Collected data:
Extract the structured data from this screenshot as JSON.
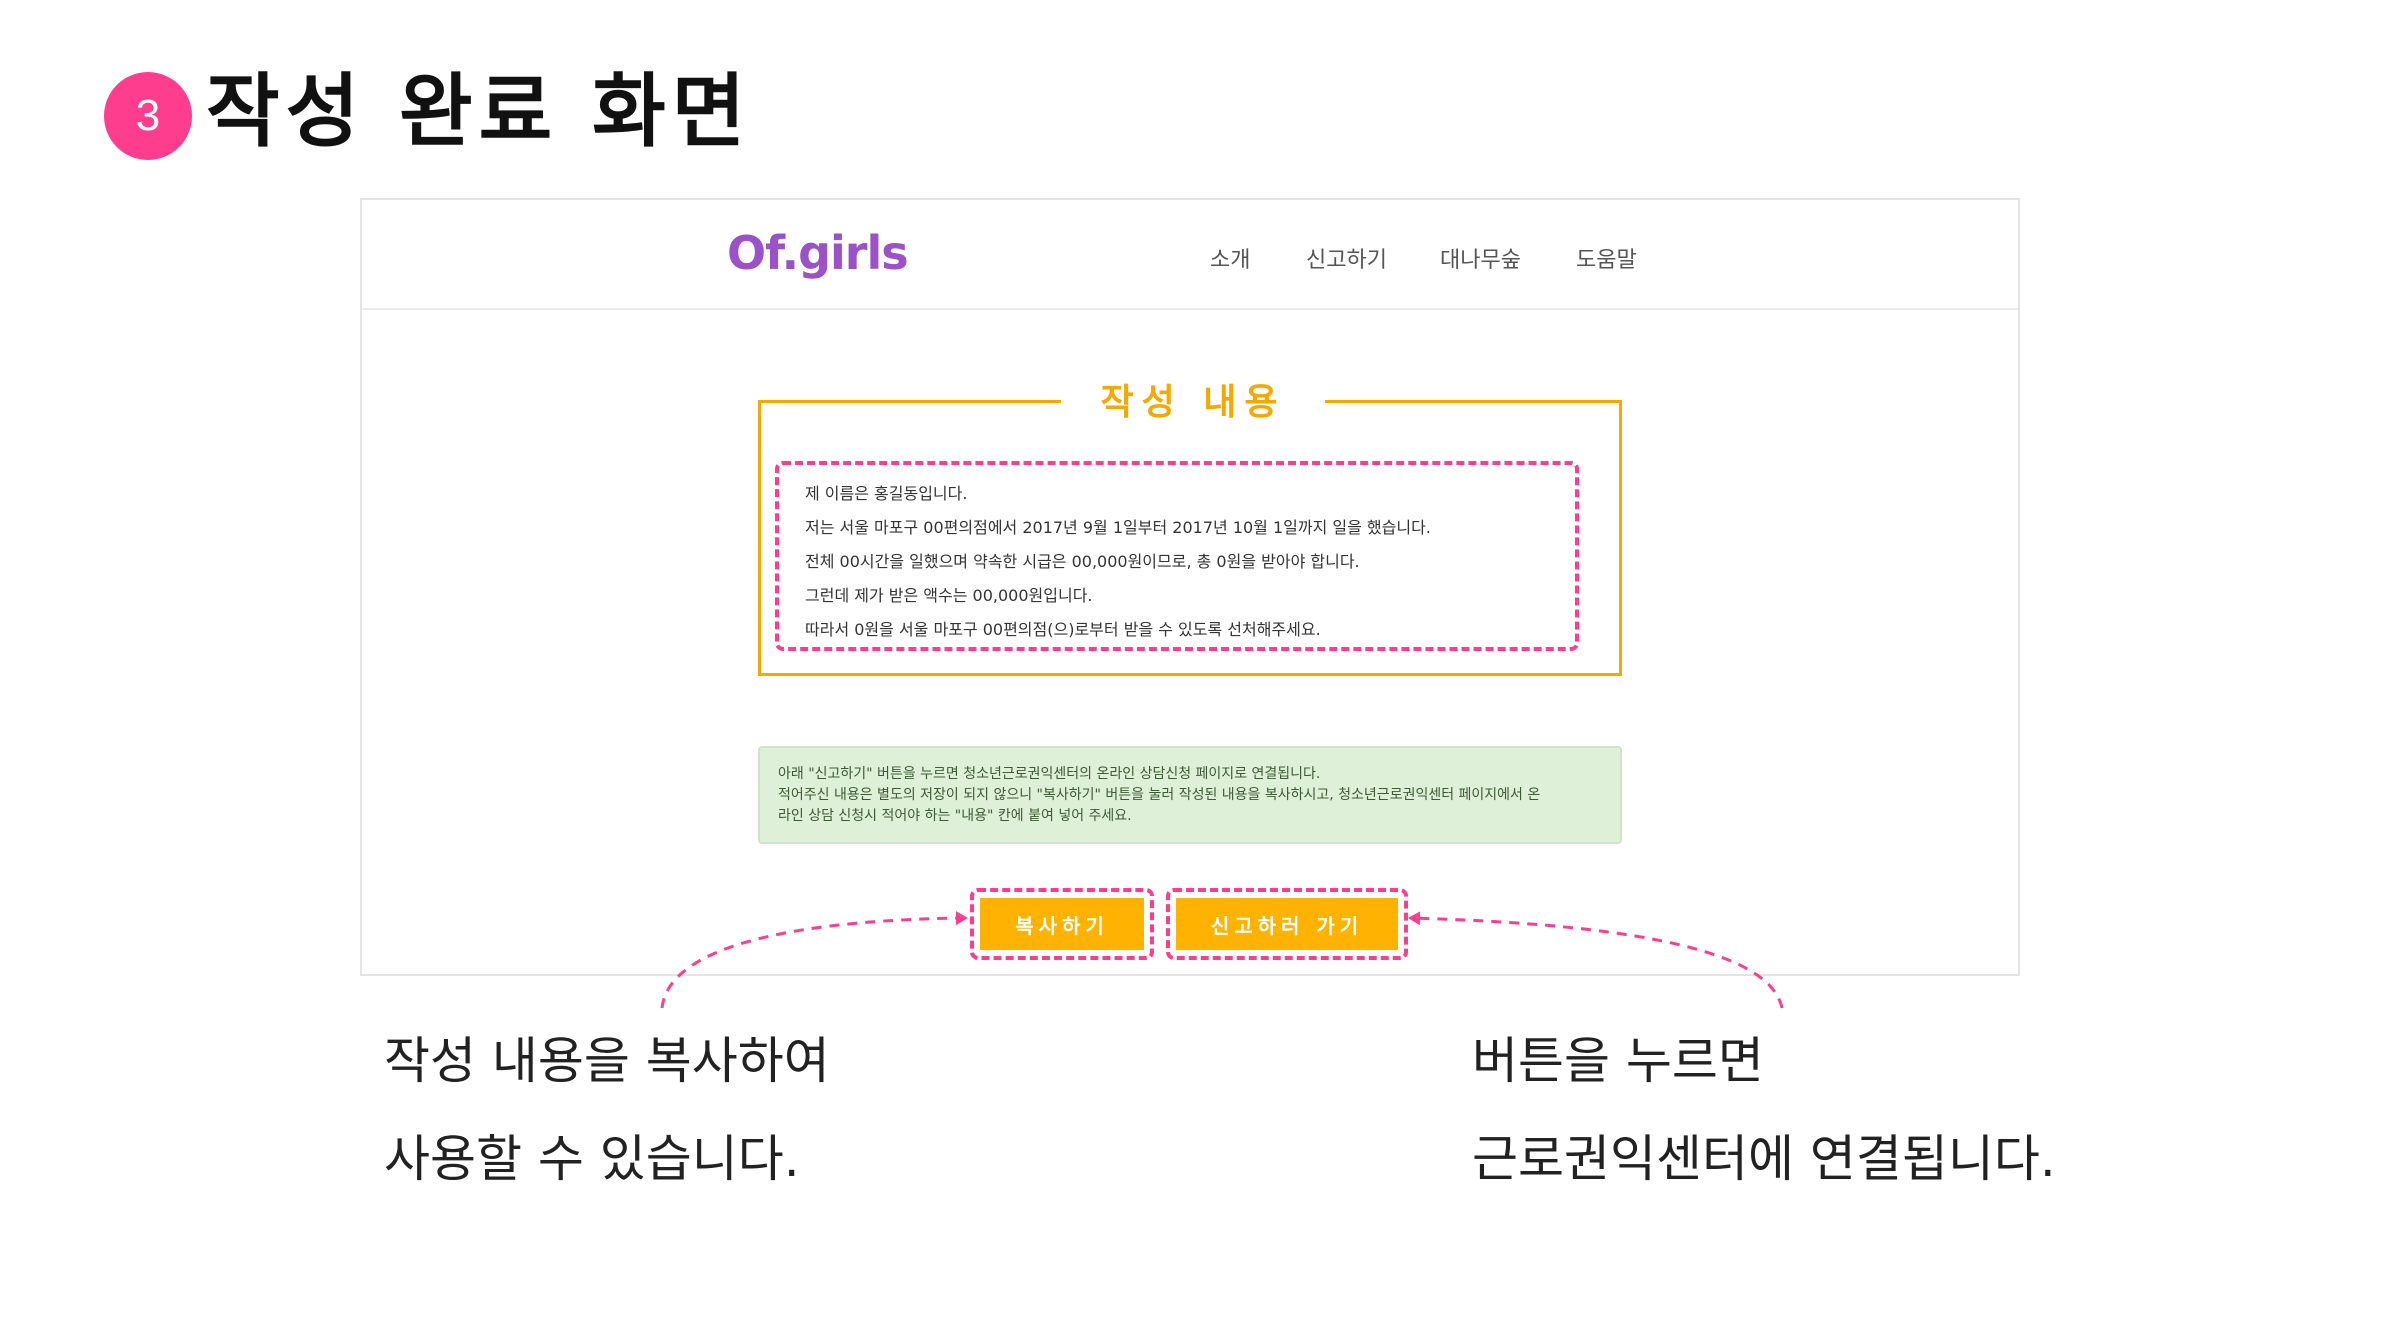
{
  "slide": {
    "step_number": "3",
    "title": "작성 완료 화면"
  },
  "screen": {
    "logo": "Of.girls",
    "nav": [
      "소개",
      "신고하기",
      "대나무숲",
      "도움말"
    ],
    "content_box": {
      "title": "작성 내용",
      "lines": [
        "제 이름은 홍길동입니다.",
        "저는 서울 마포구 00편의점에서 2017년 9월 1일부터 2017년 10월 1일까지 일을 했습니다.",
        "전체 00시간을 일했으며 약속한 시급은 00,000원이므로, 총 0원을 받아야 합니다.",
        "그런데 제가 받은 액수는 00,000원입니다.",
        "따라서 0원을 서울 마포구 00편의점(으)로부터 받을 수 있도록 선처해주세요."
      ]
    },
    "notice": [
      "아래 \"신고하기\" 버튼을 누르면 청소년근로권익센터의 온라인 상담신청 페이지로 연결됩니다.",
      "적어주신 내용은 별도의 저장이 되지 않으니 \"복사하기\" 버튼을 눌러 작성된 내용을 복사하시고, 청소년근로권익센터 페이지에서 온",
      "라인 상담 신청시 적어야 하는 \"내용\" 칸에 붙여 넣어 주세요."
    ],
    "buttons": {
      "copy": "복사하기",
      "report": "신고하러 가기"
    }
  },
  "captions": {
    "left": [
      "작성 내용을 복사하여",
      "사용할 수 있습니다."
    ],
    "right": [
      "버튼을 누르면",
      "근로권익센터에 연결됩니다."
    ]
  },
  "colors": {
    "accent_pink": "#ff3d8f",
    "accent_orange": "#f5a800",
    "button_orange": "#ffb300",
    "logo_purple": "#9b51c7",
    "notice_green": "#dff0d8"
  }
}
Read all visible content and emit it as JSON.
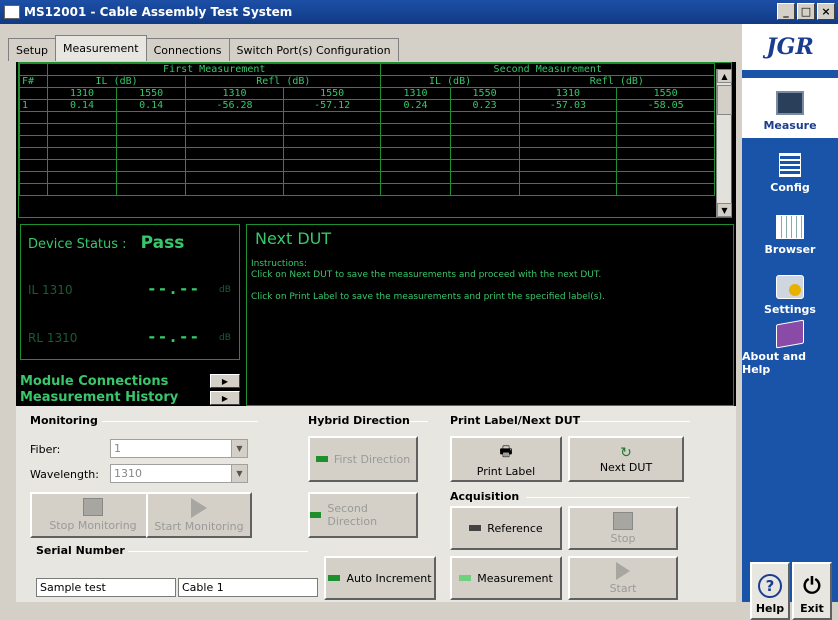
{
  "window": {
    "title": "MS12001 - Cable Assembly Test System",
    "buttons": [
      "_",
      "□",
      "×"
    ]
  },
  "tabs": [
    {
      "label": "Setup",
      "active": false
    },
    {
      "label": "Measurement",
      "active": true
    },
    {
      "label": "Connections",
      "active": false
    },
    {
      "label": "Switch Port(s) Configuration",
      "active": false
    }
  ],
  "grid": {
    "group_headers": [
      "First Measurement",
      "Second Measurement"
    ],
    "col_num_label": "F#",
    "il_label": "IL (dB)",
    "refl_label": "Refl (dB)",
    "wavelengths": [
      "1310",
      "1550",
      "1310",
      "1550",
      "1310",
      "1550",
      "1310",
      "1550"
    ],
    "rows": [
      [
        "1",
        "0.14",
        "0.14",
        "-56.28",
        "-57.12",
        "0.24",
        "0.23",
        "-57.03",
        "-58.05"
      ],
      [
        "",
        "",
        "",
        "",
        "",
        "",
        "",
        "",
        ""
      ],
      [
        "",
        "",
        "",
        "",
        "",
        "",
        "",
        "",
        ""
      ],
      [
        "",
        "",
        "",
        "",
        "",
        "",
        "",
        "",
        ""
      ],
      [
        "",
        "",
        "",
        "",
        "",
        "",
        "",
        "",
        ""
      ],
      [
        "",
        "",
        "",
        "",
        "",
        "",
        "",
        "",
        ""
      ],
      [
        "",
        "",
        "",
        "",
        "",
        "",
        "",
        "",
        ""
      ],
      [
        "",
        "",
        "",
        "",
        "",
        "",
        "",
        "",
        ""
      ]
    ]
  },
  "device": {
    "status_label": "Device Status :",
    "status_value": "Pass",
    "il_label": "IL 1310",
    "il_value": "--.--",
    "rl_label": "RL 1310",
    "rl_value": "--.--",
    "unit": "dB",
    "module_connections": "Module Connections",
    "measurement_history": "Measurement History"
  },
  "next_dut": {
    "title": "Next DUT",
    "instructions_label": "Instructions:",
    "line1": "Click on Next DUT to save the measurements and proceed with the next DUT.",
    "line2": "Click on Print Label to save the measurements and print the specified label(s)."
  },
  "monitoring": {
    "title": "Monitoring",
    "fiber_label": "Fiber:",
    "fiber_value": "1",
    "wavelength_label": "Wavelength:",
    "wavelength_value": "1310",
    "stop_label": "Stop Monitoring",
    "start_label": "Start Monitoring"
  },
  "hybrid": {
    "title": "Hybrid Direction",
    "first": "First Direction",
    "second": "Second Direction"
  },
  "print": {
    "title": "Print Label/Next DUT",
    "print_label": "Print Label",
    "next_label": "Next DUT"
  },
  "acquisition": {
    "title": "Acquisition",
    "reference": "Reference",
    "stop": "Stop",
    "measurement": "Measurement",
    "start": "Start"
  },
  "serial": {
    "title": "Serial Number",
    "field1": "Sample test",
    "field2": "Cable 1",
    "auto_increment": "Auto Increment"
  },
  "sidebar": {
    "logo": "JGR",
    "items": [
      {
        "label": "Measure",
        "icon": "measure-icon",
        "active": true
      },
      {
        "label": "Config",
        "icon": "config-icon",
        "active": false
      },
      {
        "label": "Browser",
        "icon": "browser-icon",
        "active": false
      },
      {
        "label": "Settings",
        "icon": "settings-icon",
        "active": false
      },
      {
        "label": "About and Help",
        "icon": "about-help-icon",
        "active": false
      }
    ],
    "help": "Help",
    "exit": "Exit"
  },
  "colors": {
    "screen_green": "#38c76b",
    "grid_line": "#1e8f2d",
    "sidebar_blue": "#1a54a8",
    "title_blue": "#1c4fa7"
  }
}
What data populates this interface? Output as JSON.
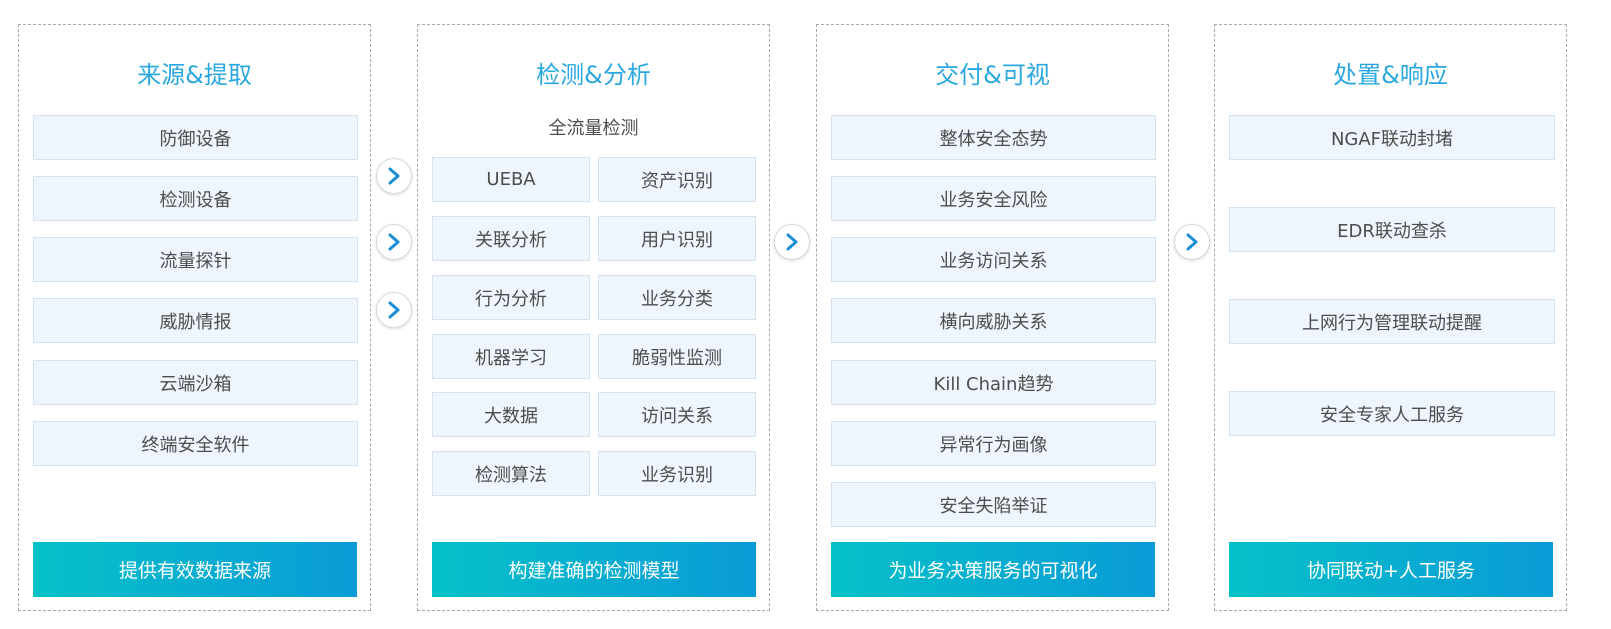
{
  "columns": [
    {
      "title": "来源&提取",
      "items": [
        "防御设备",
        "检测设备",
        "流量探针",
        "威胁情报",
        "云端沙箱",
        "终端安全软件"
      ],
      "footer": "提供有效数据来源"
    },
    {
      "title": "检测&分析",
      "subtitle": "全流量检测",
      "grid": [
        [
          "UEBA",
          "资产识别"
        ],
        [
          "关联分析",
          "用户识别"
        ],
        [
          "行为分析",
          "业务分类"
        ],
        [
          "机器学习",
          "脆弱性监测"
        ],
        [
          "大数据",
          "访问关系"
        ],
        [
          "检测算法",
          "业务识别"
        ]
      ],
      "footer": "构建准确的检测模型"
    },
    {
      "title": "交付&可视",
      "items": [
        "整体安全态势",
        "业务安全风险",
        "业务访问关系",
        "横向威胁关系",
        "Kill Chain趋势",
        "异常行为画像",
        "安全失陷举证"
      ],
      "footer": "为业务决策服务的可视化"
    },
    {
      "title": "处置&响应",
      "items": [
        "NGAF联动封堵",
        "EDR联动查杀",
        "上网行为管理联动提醒",
        "安全专家人工服务"
      ],
      "footer": "协同联动+人工服务"
    }
  ],
  "icons": {
    "arrow": "chevron-right-icon"
  },
  "colors": {
    "title": "#2ba7df",
    "box_bg": "#eef5fc",
    "box_border": "#d4e3f2",
    "footer_start": "#06c1c8",
    "footer_end": "#0a9bd7",
    "arrow": "#1a8ed6"
  }
}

• Stated goal:
Set the pictures aside and transcribe the data above exactly.

• Result of the task:
Extract the structured data from this screenshot as JSON.
{
  "slide": {
    "step_number": "3",
    "title": "작성 완료 화면"
  },
  "screen": {
    "logo": "Of.girls",
    "nav": [
      "소개",
      "신고하기",
      "대나무숲",
      "도움말"
    ],
    "content_box": {
      "title": "작성 내용",
      "lines": [
        "제 이름은 홍길동입니다.",
        "저는 서울 마포구 00편의점에서 2017년 9월 1일부터 2017년 10월 1일까지 일을 했습니다.",
        "전체 00시간을 일했으며 약속한 시급은 00,000원이므로, 총 0원을 받아야 합니다.",
        "그런데 제가 받은 액수는 00,000원입니다.",
        "따라서 0원을 서울 마포구 00편의점(으)로부터 받을 수 있도록 선처해주세요."
      ]
    },
    "notice": [
      "아래 \"신고하기\" 버튼을 누르면 청소년근로권익센터의 온라인 상담신청 페이지로 연결됩니다.",
      "적어주신 내용은 별도의 저장이 되지 않으니 \"복사하기\" 버튼을 눌러 작성된 내용을 복사하시고, 청소년근로권익센터 페이지에서 온",
      "라인 상담 신청시 적어야 하는 \"내용\" 칸에 붙여 넣어 주세요."
    ],
    "buttons": {
      "copy": "복사하기",
      "report": "신고하러 가기"
    }
  },
  "captions": {
    "left": [
      "작성 내용을 복사하여",
      "사용할 수 있습니다."
    ],
    "right": [
      "버튼을 누르면",
      "근로권익센터에 연결됩니다."
    ]
  },
  "colors": {
    "accent_pink": "#ff3d8f",
    "accent_orange": "#f5a800",
    "button_orange": "#ffb300",
    "logo_purple": "#9b51c7",
    "notice_green": "#dff0d8"
  }
}
Read all visible content and emit it as JSON.
{
  "window": {
    "title": "MS12001 - Cable Assembly Test System",
    "buttons": [
      "_",
      "□",
      "×"
    ]
  },
  "tabs": [
    {
      "label": "Setup",
      "active": false
    },
    {
      "label": "Measurement",
      "active": true
    },
    {
      "label": "Connections",
      "active": false
    },
    {
      "label": "Switch Port(s) Configuration",
      "active": false
    }
  ],
  "grid": {
    "group_headers": [
      "First Measurement",
      "Second Measurement"
    ],
    "col_num_label": "F#",
    "il_label": "IL (dB)",
    "refl_label": "Refl (dB)",
    "wavelengths": [
      "1310",
      "1550",
      "1310",
      "1550",
      "1310",
      "1550",
      "1310",
      "1550"
    ],
    "rows": [
      [
        "1",
        "0.14",
        "0.14",
        "-56.28",
        "-57.12",
        "0.24",
        "0.23",
        "-57.03",
        "-58.05"
      ],
      [
        "",
        "",
        "",
        "",
        "",
        "",
        "",
        "",
        ""
      ],
      [
        "",
        "",
        "",
        "",
        "",
        "",
        "",
        "",
        ""
      ],
      [
        "",
        "",
        "",
        "",
        "",
        "",
        "",
        "",
        ""
      ],
      [
        "",
        "",
        "",
        "",
        "",
        "",
        "",
        "",
        ""
      ],
      [
        "",
        "",
        "",
        "",
        "",
        "",
        "",
        "",
        ""
      ],
      [
        "",
        "",
        "",
        "",
        "",
        "",
        "",
        "",
        ""
      ],
      [
        "",
        "",
        "",
        "",
        "",
        "",
        "",
        "",
        ""
      ]
    ]
  },
  "device": {
    "status_label": "Device Status :",
    "status_value": "Pass",
    "il_label": "IL 1310",
    "il_value": "--.--",
    "rl_label": "RL 1310",
    "rl_value": "--.--",
    "unit": "dB",
    "module_connections": "Module Connections",
    "measurement_history": "Measurement History"
  },
  "next_dut": {
    "title": "Next DUT",
    "instructions_label": "Instructions:",
    "line1": "Click on Next DUT to save the measurements and proceed with the next DUT.",
    "line2": "Click on Print Label to save the measurements and print the specified label(s)."
  },
  "monitoring": {
    "title": "Monitoring",
    "fiber_label": "Fiber:",
    "fiber_value": "1",
    "wavelength_label": "Wavelength:",
    "wavelength_value": "1310",
    "stop_label": "Stop Monitoring",
    "start_label": "Start Monitoring"
  },
  "hybrid": {
    "title": "Hybrid Direction",
    "first": "First Direction",
    "second": "Second Direction"
  },
  "print": {
    "title": "Print Label/Next DUT",
    "print_label": "Print Label",
    "next_label": "Next DUT"
  },
  "acquisition": {
    "title": "Acquisition",
    "reference": "Reference",
    "stop": "Stop",
    "measurement": "Measurement",
    "start": "Start"
  },
  "serial": {
    "title": "Serial Number",
    "field1": "Sample test",
    "field2": "Cable 1",
    "auto_increment": "Auto Increment"
  },
  "sidebar": {
    "logo": "JGR",
    "items": [
      {
        "label": "Measure",
        "icon": "measure-icon",
        "active": true
      },
      {
        "label": "Config",
        "icon": "config-icon",
        "active": false
      },
      {
        "label": "Browser",
        "icon": "browser-icon",
        "active": false
      },
      {
        "label": "Settings",
        "icon": "settings-icon",
        "active": false
      },
      {
        "label": "About and Help",
        "icon": "about-help-icon",
        "active": false
      }
    ],
    "help": "Help",
    "exit": "Exit"
  },
  "colors": {
    "screen_green": "#38c76b",
    "grid_line": "#1e8f2d",
    "sidebar_blue": "#1a54a8",
    "title_blue": "#1c4fa7"
  }
}
What data populates this interface? Output as JSON.
{
  "columns": [
    {
      "title": "来源&提取",
      "items": [
        "防御设备",
        "检测设备",
        "流量探针",
        "威胁情报",
        "云端沙箱",
        "终端安全软件"
      ],
      "footer": "提供有效数据来源"
    },
    {
      "title": "检测&分析",
      "subtitle": "全流量检测",
      "grid": [
        [
          "UEBA",
          "资产识别"
        ],
        [
          "关联分析",
          "用户识别"
        ],
        [
          "行为分析",
          "业务分类"
        ],
        [
          "机器学习",
          "脆弱性监测"
        ],
        [
          "大数据",
          "访问关系"
        ],
        [
          "检测算法",
          "业务识别"
        ]
      ],
      "footer": "构建准确的检测模型"
    },
    {
      "title": "交付&可视",
      "items": [
        "整体安全态势",
        "业务安全风险",
        "业务访问关系",
        "横向威胁关系",
        "Kill Chain趋势",
        "异常行为画像",
        "安全失陷举证"
      ],
      "footer": "为业务决策服务的可视化"
    },
    {
      "title": "处置&响应",
      "items": [
        "NGAF联动封堵",
        "EDR联动查杀",
        "上网行为管理联动提醒",
        "安全专家人工服务"
      ],
      "footer": "协同联动+人工服务"
    }
  ],
  "icons": {
    "arrow": "chevron-right-icon"
  },
  "colors": {
    "title": "#2ba7df",
    "box_bg": "#eef5fc",
    "box_border": "#d4e3f2",
    "footer_start": "#06c1c8",
    "footer_end": "#0a9bd7",
    "arrow": "#1a8ed6"
  }
}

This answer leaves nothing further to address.